→ **Provided records**
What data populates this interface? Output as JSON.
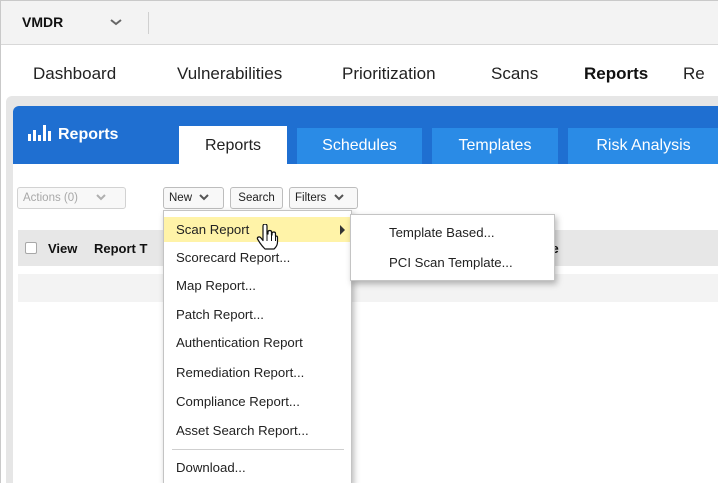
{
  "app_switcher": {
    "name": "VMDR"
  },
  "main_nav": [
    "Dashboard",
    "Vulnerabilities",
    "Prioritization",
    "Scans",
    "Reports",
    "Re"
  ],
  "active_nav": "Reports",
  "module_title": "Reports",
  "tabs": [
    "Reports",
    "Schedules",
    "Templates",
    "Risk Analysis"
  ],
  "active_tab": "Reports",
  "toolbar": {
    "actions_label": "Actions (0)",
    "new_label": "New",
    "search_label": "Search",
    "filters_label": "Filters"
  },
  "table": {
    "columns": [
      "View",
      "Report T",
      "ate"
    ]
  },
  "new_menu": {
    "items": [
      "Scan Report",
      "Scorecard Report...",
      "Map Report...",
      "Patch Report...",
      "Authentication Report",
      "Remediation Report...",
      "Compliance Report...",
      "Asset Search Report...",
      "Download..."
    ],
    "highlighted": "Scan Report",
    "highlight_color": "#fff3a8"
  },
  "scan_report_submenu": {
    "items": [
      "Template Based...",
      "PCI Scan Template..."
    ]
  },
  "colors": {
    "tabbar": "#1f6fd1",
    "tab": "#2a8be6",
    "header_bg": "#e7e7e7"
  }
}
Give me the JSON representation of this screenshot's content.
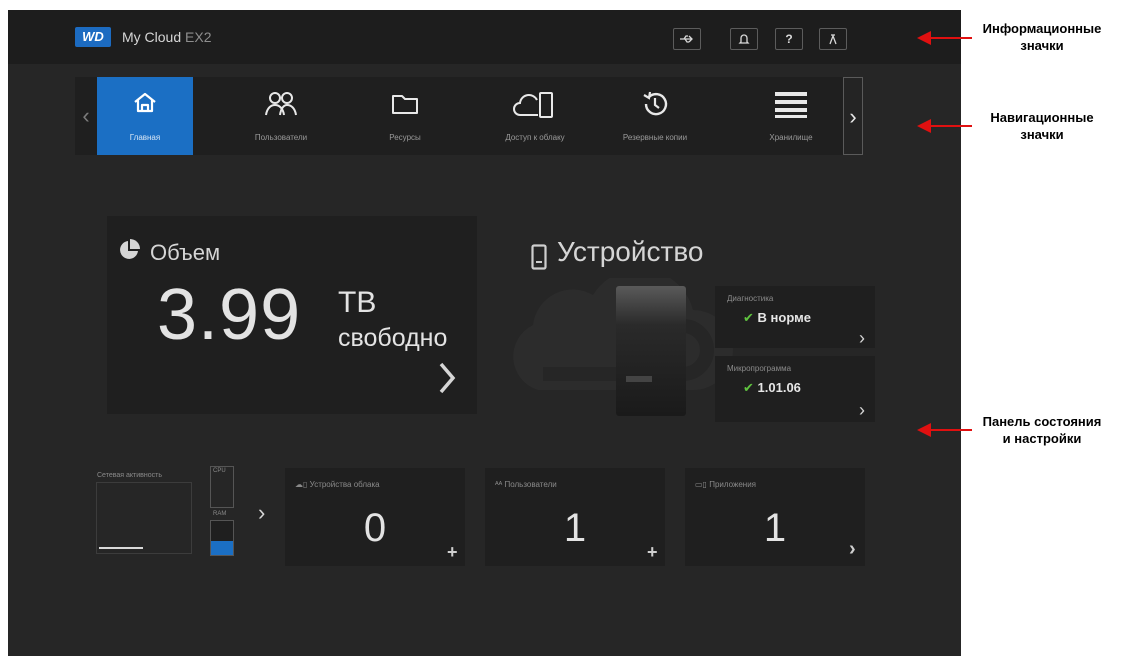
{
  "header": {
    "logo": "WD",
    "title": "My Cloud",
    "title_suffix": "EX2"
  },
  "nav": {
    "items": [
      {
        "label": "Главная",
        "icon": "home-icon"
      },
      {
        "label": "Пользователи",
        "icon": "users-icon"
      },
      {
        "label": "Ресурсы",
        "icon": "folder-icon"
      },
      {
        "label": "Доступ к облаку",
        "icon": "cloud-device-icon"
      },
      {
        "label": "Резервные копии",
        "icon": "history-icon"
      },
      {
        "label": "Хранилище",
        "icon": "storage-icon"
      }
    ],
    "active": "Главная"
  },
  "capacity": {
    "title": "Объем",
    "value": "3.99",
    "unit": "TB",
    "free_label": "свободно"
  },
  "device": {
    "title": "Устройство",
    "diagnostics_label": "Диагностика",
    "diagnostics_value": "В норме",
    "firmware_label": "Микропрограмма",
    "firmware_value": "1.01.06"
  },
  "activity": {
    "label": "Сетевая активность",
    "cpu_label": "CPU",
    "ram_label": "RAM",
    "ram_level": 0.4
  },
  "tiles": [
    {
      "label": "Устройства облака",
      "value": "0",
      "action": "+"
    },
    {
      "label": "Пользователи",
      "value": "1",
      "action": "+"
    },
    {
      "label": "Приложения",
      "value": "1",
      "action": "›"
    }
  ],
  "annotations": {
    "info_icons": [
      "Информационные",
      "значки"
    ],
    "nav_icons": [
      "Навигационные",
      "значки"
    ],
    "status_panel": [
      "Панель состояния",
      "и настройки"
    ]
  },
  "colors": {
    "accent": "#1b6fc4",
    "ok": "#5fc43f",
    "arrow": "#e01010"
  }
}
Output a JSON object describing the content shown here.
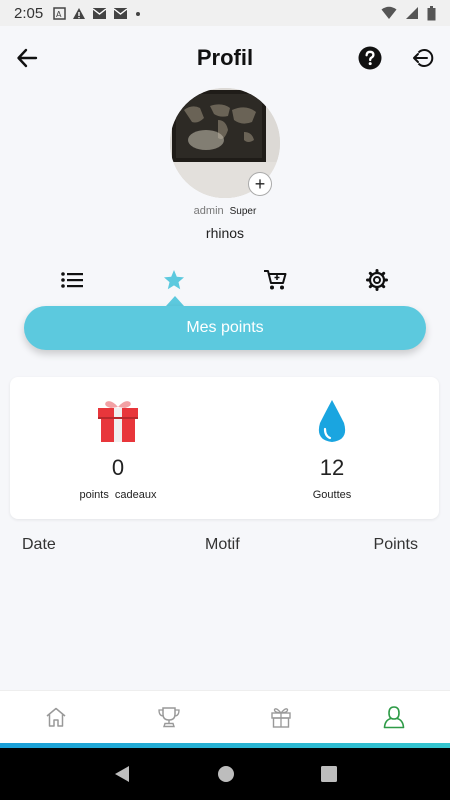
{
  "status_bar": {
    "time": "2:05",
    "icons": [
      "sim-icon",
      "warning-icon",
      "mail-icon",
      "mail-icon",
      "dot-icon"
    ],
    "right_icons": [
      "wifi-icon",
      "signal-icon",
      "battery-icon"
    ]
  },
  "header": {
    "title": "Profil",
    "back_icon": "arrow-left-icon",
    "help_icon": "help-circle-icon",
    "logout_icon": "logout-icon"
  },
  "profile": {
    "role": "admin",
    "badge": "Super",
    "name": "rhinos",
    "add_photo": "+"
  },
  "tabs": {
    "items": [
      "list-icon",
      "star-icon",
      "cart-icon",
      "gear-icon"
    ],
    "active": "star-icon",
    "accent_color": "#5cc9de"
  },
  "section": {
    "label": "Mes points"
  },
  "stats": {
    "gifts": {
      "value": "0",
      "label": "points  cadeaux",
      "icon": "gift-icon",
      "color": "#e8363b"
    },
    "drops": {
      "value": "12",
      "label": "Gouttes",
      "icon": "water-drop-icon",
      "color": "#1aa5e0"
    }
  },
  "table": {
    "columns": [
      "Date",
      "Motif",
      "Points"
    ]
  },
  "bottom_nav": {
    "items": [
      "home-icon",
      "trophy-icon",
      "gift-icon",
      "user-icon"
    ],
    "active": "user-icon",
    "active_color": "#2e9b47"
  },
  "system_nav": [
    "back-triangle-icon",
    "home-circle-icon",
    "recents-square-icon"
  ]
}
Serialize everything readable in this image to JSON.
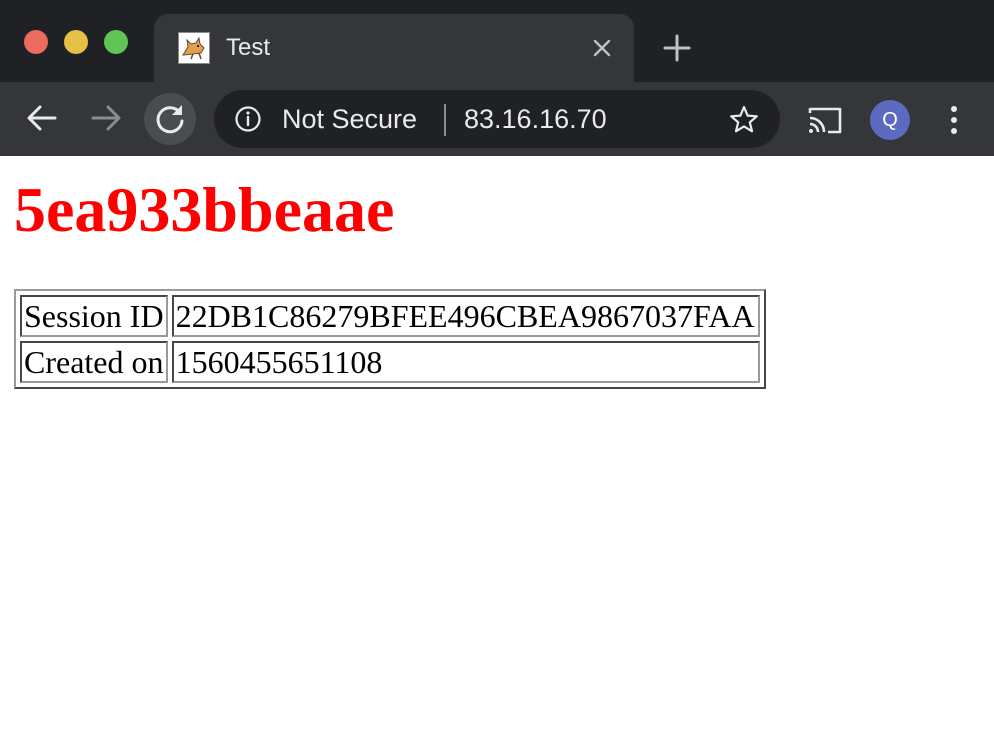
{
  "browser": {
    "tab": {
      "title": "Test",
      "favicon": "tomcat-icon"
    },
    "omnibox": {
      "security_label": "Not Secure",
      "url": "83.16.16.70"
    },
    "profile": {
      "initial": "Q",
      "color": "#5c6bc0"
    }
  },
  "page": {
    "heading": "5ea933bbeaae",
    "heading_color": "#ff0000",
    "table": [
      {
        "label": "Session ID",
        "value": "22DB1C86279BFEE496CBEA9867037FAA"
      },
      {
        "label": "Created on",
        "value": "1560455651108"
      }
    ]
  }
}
* * *
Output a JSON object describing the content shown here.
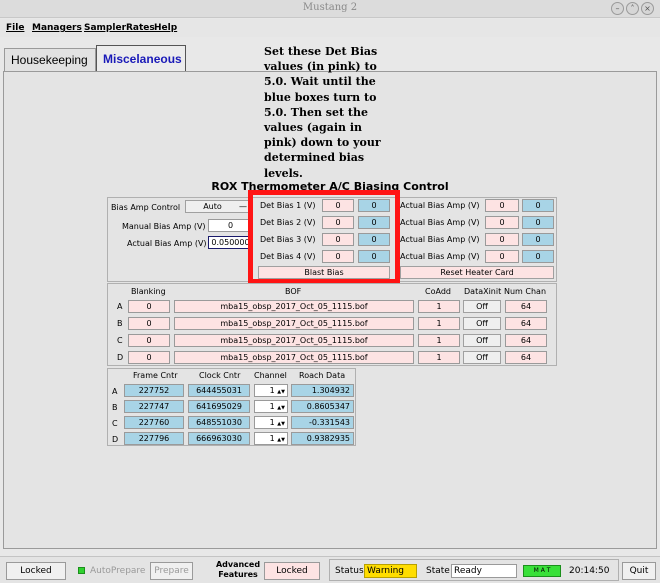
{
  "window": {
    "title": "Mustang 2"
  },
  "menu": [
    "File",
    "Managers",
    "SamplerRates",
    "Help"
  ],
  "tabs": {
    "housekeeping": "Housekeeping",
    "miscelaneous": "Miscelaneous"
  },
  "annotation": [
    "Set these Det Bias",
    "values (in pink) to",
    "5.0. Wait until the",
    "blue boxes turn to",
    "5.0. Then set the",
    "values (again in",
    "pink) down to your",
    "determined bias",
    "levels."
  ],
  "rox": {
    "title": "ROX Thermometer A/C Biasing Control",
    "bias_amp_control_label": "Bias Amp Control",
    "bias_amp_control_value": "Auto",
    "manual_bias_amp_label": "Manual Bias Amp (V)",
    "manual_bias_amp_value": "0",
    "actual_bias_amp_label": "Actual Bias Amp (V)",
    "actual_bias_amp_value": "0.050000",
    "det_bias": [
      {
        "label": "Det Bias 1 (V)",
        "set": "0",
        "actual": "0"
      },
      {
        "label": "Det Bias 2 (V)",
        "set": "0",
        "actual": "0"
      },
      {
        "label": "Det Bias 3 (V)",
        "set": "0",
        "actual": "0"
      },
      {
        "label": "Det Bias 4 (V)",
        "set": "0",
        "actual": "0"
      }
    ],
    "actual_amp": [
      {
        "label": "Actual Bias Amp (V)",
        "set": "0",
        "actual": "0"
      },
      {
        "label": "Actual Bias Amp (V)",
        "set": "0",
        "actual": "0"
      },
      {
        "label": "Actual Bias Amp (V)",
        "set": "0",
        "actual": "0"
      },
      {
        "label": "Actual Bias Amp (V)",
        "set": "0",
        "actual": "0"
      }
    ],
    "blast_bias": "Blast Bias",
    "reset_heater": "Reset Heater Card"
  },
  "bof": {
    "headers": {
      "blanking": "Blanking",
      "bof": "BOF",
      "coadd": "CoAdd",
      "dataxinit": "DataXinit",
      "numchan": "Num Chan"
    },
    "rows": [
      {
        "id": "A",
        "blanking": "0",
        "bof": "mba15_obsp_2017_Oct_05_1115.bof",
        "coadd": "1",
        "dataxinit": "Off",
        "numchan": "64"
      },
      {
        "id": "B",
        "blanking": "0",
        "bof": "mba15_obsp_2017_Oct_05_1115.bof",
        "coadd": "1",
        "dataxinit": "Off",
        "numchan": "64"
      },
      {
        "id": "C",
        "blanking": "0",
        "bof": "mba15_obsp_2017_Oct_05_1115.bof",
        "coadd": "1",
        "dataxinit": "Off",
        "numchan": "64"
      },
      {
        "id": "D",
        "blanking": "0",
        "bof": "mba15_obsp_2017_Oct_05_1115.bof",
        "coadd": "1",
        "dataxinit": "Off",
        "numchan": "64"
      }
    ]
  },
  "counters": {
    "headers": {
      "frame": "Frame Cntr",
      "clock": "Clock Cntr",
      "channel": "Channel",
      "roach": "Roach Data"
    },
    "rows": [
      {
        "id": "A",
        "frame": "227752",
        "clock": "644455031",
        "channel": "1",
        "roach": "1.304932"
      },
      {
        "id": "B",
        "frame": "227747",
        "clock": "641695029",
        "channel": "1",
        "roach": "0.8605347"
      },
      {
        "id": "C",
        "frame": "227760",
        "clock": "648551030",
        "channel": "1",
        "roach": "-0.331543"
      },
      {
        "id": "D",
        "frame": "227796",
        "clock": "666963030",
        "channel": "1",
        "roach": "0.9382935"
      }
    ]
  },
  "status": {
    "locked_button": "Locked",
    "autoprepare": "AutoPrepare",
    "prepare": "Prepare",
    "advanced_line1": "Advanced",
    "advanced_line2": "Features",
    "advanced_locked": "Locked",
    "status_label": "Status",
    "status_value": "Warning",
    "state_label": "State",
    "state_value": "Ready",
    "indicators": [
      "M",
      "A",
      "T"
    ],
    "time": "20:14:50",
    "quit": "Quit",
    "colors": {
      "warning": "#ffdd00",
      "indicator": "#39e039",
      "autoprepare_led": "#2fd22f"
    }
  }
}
--
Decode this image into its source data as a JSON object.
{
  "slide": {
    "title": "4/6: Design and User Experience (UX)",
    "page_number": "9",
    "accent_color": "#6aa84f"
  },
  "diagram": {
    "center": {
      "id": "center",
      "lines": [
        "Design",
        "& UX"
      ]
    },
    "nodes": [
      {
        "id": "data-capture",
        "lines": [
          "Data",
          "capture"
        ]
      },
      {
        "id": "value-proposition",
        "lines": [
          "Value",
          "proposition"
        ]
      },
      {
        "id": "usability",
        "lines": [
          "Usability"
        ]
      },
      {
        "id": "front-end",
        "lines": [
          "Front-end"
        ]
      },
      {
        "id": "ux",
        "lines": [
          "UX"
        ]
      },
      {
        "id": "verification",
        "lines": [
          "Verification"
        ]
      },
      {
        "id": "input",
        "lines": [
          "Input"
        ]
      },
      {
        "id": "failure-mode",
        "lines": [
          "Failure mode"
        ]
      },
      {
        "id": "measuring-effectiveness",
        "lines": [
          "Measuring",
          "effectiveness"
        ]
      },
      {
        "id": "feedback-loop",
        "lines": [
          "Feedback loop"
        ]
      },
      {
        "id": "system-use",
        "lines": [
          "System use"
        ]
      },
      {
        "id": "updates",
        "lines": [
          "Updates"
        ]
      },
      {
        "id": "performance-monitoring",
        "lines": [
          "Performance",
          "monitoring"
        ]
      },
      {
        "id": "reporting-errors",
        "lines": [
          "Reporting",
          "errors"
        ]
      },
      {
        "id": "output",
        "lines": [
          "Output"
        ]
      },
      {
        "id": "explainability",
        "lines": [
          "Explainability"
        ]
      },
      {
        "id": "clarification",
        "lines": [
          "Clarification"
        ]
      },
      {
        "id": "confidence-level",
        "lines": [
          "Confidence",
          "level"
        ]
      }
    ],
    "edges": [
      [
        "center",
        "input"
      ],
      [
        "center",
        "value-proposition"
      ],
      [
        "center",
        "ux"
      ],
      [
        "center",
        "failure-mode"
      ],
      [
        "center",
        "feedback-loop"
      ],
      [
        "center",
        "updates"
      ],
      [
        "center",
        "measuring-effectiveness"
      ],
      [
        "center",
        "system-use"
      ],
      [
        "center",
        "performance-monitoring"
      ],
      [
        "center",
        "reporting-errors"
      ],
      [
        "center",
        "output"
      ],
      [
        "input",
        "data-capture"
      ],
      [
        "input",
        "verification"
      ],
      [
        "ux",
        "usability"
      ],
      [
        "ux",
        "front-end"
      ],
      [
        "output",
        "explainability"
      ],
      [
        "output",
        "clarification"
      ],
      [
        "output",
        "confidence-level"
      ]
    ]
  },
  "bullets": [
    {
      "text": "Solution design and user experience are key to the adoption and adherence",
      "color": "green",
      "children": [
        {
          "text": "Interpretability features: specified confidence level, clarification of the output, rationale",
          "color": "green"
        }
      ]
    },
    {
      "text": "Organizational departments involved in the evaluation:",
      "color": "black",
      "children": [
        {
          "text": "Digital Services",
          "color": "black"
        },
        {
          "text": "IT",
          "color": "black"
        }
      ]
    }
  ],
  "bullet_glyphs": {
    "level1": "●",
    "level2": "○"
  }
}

→ **To be done**
Read through the entries and copy each line in which "arrow" appears.

→ **Worked answer**
    "arrow": "#e01010"
    "back_icon": "arrow-left-icon",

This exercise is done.